Your task is to output the entries below word for word.

→ THE RECORDS:
▬▬▬▬▬▬

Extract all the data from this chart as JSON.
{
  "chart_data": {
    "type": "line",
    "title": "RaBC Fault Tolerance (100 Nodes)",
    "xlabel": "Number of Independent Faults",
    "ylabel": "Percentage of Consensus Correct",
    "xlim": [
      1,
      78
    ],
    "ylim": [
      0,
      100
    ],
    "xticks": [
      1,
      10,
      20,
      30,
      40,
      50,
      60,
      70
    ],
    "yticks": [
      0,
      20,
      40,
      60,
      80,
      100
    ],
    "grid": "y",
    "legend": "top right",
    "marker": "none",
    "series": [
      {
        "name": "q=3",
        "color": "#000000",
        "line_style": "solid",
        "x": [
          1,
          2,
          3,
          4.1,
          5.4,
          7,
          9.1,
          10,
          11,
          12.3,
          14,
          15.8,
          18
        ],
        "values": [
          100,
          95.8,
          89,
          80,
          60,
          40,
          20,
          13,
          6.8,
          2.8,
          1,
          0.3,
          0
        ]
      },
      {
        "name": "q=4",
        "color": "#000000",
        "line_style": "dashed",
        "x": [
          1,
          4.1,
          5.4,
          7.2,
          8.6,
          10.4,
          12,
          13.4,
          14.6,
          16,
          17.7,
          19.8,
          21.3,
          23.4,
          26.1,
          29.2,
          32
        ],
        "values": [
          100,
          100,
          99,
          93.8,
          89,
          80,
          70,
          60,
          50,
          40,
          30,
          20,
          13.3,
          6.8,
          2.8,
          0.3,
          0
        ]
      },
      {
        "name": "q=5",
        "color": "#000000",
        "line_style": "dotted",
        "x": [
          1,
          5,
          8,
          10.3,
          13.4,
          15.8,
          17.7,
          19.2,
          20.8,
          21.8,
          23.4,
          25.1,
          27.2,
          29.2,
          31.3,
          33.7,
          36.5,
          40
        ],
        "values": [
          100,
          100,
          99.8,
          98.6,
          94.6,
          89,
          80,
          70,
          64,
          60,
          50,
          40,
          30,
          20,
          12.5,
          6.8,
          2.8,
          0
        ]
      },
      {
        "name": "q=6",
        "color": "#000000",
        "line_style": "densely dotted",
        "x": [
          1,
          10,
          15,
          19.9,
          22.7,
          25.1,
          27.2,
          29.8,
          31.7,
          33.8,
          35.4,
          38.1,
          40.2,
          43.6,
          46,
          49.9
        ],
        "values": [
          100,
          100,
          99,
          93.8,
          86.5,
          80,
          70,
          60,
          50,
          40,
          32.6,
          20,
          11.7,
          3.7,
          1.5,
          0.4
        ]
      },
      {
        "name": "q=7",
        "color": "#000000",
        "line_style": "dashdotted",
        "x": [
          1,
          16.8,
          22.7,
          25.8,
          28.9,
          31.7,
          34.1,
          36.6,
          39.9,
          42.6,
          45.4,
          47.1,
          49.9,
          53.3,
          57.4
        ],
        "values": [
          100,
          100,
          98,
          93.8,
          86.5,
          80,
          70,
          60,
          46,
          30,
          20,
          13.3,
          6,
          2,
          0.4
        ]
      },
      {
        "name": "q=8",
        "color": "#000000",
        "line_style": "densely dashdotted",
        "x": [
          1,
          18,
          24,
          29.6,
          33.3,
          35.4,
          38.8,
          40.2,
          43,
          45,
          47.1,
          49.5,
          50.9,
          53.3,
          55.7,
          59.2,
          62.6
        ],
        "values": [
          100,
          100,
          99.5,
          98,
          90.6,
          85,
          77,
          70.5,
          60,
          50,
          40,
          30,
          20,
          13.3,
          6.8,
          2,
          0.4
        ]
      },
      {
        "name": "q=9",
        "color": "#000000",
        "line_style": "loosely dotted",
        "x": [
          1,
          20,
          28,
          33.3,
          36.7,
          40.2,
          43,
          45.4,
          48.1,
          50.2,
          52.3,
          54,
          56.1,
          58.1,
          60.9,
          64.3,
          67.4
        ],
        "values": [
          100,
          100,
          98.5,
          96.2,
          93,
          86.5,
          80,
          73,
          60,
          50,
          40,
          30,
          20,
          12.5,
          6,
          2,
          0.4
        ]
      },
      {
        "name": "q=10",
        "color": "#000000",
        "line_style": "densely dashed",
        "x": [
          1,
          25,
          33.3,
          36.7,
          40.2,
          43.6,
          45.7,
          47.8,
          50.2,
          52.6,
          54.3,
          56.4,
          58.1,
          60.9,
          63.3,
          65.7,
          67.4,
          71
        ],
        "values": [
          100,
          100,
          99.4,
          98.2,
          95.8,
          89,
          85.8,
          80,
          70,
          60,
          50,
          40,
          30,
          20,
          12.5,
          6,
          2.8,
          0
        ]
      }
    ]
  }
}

▬▬▬▬▬▬

→ EXERCISE SOLUTION:
Extract all the data from this chart as JSON.
{
  "chart_data": {
    "type": "line",
    "title": "RaBC Fault Tolerance (100 Nodes)",
    "xlabel": "Number of Independent Faults",
    "ylabel": "Percentage of Consensus Correct",
    "xlim": [
      1,
      78
    ],
    "ylim": [
      0,
      100
    ],
    "xticks": [
      1,
      10,
      20,
      30,
      40,
      50,
      60,
      70
    ],
    "yticks": [
      0,
      20,
      40,
      60,
      80,
      100
    ],
    "grid": "y",
    "legend": "top right",
    "marker": "none",
    "series": [
      {
        "name": "q=3",
        "color": "#000000",
        "line_style": "solid",
        "x": [
          1,
          2,
          3,
          4.1,
          5.4,
          7,
          9.1,
          10,
          11,
          12.3,
          14,
          15.8,
          18
        ],
        "values": [
          100,
          95.8,
          89,
          80,
          60,
          40,
          20,
          13,
          6.8,
          2.8,
          1,
          0.3,
          0
        ]
      },
      {
        "name": "q=4",
        "color": "#000000",
        "line_style": "dashed",
        "x": [
          1,
          4.1,
          5.4,
          7.2,
          8.6,
          10.4,
          12,
          13.4,
          14.6,
          16,
          17.7,
          19.8,
          21.3,
          23.4,
          26.1,
          29.2,
          32
        ],
        "values": [
          100,
          100,
          99,
          93.8,
          89,
          80,
          70,
          60,
          50,
          40,
          30,
          20,
          13.3,
          6.8,
          2.8,
          0.3,
          0
        ]
      },
      {
        "name": "q=5",
        "color": "#000000",
        "line_style": "dotted",
        "x": [
          1,
          5,
          8,
          10.3,
          13.4,
          15.8,
          17.7,
          19.2,
          20.8,
          21.8,
          23.4,
          25.1,
          27.2,
          29.2,
          31.3,
          33.7,
          36.5,
          40
        ],
        "values": [
          100,
          100,
          99.8,
          98.6,
          94.6,
          89,
          80,
          70,
          64,
          60,
          50,
          40,
          30,
          20,
          12.5,
          6.8,
          2.8,
          0
        ]
      },
      {
        "name": "q=6",
        "color": "#000000",
        "line_style": "densely dotted",
        "x": [
          1,
          10,
          15,
          19.9,
          22.7,
          25.1,
          27.2,
          29.8,
          31.7,
          33.8,
          35.4,
          38.1,
          40.2,
          43.6,
          46,
          49.9
        ],
        "values": [
          100,
          100,
          99,
          93.8,
          86.5,
          80,
          70,
          60,
          50,
          40,
          32.6,
          20,
          11.7,
          3.7,
          1.5,
          0.4
        ]
      },
      {
        "name": "q=7",
        "color": "#000000",
        "line_style": "dashdotted",
        "x": [
          1,
          16.8,
          22.7,
          25.8,
          28.9,
          31.7,
          34.1,
          36.6,
          39.9,
          42.6,
          45.4,
          47.1,
          49.9,
          53.3,
          57.4
        ],
        "values": [
          100,
          100,
          98,
          93.8,
          86.5,
          80,
          70,
          60,
          46,
          30,
          20,
          13.3,
          6,
          2,
          0.4
        ]
      },
      {
        "name": "q=8",
        "color": "#000000",
        "line_style": "densely dashdotted",
        "x": [
          1,
          18,
          24,
          29.6,
          33.3,
          35.4,
          38.8,
          40.2,
          43,
          45,
          47.1,
          49.5,
          50.9,
          53.3,
          55.7,
          59.2,
          62.6
        ],
        "values": [
          100,
          100,
          99.5,
          98,
          90.6,
          85,
          77,
          70.5,
          60,
          50,
          40,
          30,
          20,
          13.3,
          6.8,
          2,
          0.4
        ]
      },
      {
        "name": "q=9",
        "color": "#000000",
        "line_style": "loosely dotted",
        "x": [
          1,
          20,
          28,
          33.3,
          36.7,
          40.2,
          43,
          45.4,
          48.1,
          50.2,
          52.3,
          54,
          56.1,
          58.1,
          60.9,
          64.3,
          67.4
        ],
        "values": [
          100,
          100,
          98.5,
          96.2,
          93,
          86.5,
          80,
          73,
          60,
          50,
          40,
          30,
          20,
          12.5,
          6,
          2,
          0.4
        ]
      },
      {
        "name": "q=10",
        "color": "#000000",
        "line_style": "densely dashed",
        "x": [
          1,
          25,
          33.3,
          36.7,
          40.2,
          43.6,
          45.7,
          47.8,
          50.2,
          52.6,
          54.3,
          56.4,
          58.1,
          60.9,
          63.3,
          65.7,
          67.4,
          71
        ],
        "values": [
          100,
          100,
          99.4,
          98.2,
          95.8,
          89,
          85.8,
          80,
          70,
          60,
          50,
          40,
          30,
          20,
          12.5,
          6,
          2.8,
          0
        ]
      }
    ]
  }
}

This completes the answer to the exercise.